#### EXERCISE PROMPT:
Filter the entries, keeping every line with the word "sotamies".

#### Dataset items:
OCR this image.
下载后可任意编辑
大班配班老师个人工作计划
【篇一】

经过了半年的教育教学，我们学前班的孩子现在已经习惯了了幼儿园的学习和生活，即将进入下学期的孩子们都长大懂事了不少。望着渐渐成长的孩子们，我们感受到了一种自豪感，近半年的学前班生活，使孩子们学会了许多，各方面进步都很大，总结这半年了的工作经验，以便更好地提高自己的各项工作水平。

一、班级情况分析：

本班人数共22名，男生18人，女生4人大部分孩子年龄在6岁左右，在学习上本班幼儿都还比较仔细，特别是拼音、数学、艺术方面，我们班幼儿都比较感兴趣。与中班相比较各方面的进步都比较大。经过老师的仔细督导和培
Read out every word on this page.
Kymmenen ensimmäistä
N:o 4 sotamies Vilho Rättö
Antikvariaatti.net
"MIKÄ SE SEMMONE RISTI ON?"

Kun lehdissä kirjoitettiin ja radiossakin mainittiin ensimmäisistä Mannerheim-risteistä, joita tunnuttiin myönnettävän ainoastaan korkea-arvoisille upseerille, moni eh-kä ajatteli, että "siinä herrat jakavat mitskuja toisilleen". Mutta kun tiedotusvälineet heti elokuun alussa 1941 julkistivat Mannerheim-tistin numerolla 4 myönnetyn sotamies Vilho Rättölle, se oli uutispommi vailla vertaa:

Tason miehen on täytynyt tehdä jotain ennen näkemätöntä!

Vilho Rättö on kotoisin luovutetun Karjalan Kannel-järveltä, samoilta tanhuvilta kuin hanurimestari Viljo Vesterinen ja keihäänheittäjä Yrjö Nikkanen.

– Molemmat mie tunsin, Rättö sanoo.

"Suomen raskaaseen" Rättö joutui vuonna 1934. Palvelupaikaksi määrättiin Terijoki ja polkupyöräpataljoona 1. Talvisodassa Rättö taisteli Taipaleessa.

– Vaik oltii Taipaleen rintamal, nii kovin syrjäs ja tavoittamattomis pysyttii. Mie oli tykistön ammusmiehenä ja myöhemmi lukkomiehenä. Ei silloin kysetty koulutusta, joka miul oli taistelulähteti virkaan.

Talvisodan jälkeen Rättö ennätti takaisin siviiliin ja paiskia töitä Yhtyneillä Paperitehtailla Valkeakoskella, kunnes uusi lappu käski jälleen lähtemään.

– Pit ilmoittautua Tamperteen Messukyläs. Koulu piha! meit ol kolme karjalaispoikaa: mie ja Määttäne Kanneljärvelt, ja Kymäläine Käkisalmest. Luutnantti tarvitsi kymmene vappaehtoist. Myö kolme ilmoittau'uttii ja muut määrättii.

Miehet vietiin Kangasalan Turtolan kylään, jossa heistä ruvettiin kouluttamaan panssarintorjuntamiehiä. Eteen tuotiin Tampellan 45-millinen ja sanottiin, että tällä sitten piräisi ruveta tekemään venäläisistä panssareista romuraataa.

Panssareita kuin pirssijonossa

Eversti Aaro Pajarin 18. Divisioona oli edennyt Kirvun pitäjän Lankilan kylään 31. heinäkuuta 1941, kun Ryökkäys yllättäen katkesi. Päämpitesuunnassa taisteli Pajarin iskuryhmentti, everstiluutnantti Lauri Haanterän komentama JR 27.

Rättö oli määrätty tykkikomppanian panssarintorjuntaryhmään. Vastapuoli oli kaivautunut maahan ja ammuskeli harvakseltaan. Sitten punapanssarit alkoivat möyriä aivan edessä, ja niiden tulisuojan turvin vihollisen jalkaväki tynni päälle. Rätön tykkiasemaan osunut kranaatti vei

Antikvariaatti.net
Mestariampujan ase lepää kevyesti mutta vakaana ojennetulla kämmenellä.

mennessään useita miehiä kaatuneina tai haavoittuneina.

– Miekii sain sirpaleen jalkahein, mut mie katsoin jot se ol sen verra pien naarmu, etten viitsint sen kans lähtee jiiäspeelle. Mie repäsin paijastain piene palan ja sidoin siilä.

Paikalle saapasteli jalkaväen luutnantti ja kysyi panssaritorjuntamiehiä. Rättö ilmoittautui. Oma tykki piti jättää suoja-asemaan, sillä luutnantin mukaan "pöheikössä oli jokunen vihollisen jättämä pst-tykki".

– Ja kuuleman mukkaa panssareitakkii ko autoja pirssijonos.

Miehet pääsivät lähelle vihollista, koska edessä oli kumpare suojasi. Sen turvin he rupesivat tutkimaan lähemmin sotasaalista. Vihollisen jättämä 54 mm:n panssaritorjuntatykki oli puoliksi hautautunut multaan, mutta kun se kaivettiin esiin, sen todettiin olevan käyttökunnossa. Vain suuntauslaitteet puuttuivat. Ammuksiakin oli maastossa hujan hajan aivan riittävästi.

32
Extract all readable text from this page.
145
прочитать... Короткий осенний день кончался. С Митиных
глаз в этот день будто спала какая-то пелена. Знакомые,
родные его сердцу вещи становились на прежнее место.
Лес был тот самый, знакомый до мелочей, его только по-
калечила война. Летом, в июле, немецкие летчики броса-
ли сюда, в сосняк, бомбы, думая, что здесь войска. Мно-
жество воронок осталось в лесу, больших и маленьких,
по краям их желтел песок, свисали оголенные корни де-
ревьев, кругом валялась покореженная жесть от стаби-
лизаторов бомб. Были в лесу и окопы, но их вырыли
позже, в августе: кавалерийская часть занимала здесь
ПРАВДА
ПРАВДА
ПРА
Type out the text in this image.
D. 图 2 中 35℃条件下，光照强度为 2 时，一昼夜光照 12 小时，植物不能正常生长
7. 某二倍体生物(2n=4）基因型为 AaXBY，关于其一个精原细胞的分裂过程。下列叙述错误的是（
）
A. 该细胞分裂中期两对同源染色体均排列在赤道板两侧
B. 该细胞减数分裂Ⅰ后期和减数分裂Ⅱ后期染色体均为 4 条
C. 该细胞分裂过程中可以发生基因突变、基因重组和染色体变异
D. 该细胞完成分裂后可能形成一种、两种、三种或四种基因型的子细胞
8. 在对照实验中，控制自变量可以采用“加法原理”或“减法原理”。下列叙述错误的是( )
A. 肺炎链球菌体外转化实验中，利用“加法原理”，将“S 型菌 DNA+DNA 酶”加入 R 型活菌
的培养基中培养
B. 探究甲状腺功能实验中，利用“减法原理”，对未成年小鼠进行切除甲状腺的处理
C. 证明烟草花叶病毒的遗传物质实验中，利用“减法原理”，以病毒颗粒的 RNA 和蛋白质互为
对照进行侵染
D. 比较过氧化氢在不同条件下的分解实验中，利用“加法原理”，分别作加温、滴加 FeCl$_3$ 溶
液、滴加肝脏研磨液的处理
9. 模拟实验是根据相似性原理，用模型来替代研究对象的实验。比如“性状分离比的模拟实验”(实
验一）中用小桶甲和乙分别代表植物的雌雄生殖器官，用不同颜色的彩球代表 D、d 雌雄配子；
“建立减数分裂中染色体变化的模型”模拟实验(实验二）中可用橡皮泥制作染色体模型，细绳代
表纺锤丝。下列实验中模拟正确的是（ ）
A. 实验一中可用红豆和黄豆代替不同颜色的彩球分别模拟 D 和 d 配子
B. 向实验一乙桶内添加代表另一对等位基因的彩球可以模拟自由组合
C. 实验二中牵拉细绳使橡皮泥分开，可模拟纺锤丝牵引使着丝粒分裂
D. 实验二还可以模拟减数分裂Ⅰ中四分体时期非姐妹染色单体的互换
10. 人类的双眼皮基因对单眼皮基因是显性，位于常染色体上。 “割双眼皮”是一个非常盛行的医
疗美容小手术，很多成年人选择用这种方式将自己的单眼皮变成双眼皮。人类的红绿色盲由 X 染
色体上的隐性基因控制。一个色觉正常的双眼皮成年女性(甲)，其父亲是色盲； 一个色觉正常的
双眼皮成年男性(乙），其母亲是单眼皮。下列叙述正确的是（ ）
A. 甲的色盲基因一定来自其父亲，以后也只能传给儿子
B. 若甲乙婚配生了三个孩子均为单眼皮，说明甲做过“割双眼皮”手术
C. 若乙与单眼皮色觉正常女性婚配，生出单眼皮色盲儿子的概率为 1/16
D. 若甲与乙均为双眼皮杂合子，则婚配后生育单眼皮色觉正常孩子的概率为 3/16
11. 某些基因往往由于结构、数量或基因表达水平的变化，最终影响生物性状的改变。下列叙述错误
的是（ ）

#### FINISHED ANSWER:
N:o 4 sotamies Vilho Rättö
Kun lehdissä kirjoitettiin ja radiossakin mainittiin ensimmäisistä Mannerheim-risteistä, joita tunnuttiin myönnettävän ainoastaan korkea-arvoisille upseerille, moni eh-kä ajatteli, että "siinä herrat jakavat mitskuja toisilleen". Mutta kun tiedotusvälineet heti elokuun alussa 1941 julkistivat Mannerheim-tistin numerolla 4 myönnetyn sotamies Vilho Rättölle, se oli uutispommi vailla vertaa:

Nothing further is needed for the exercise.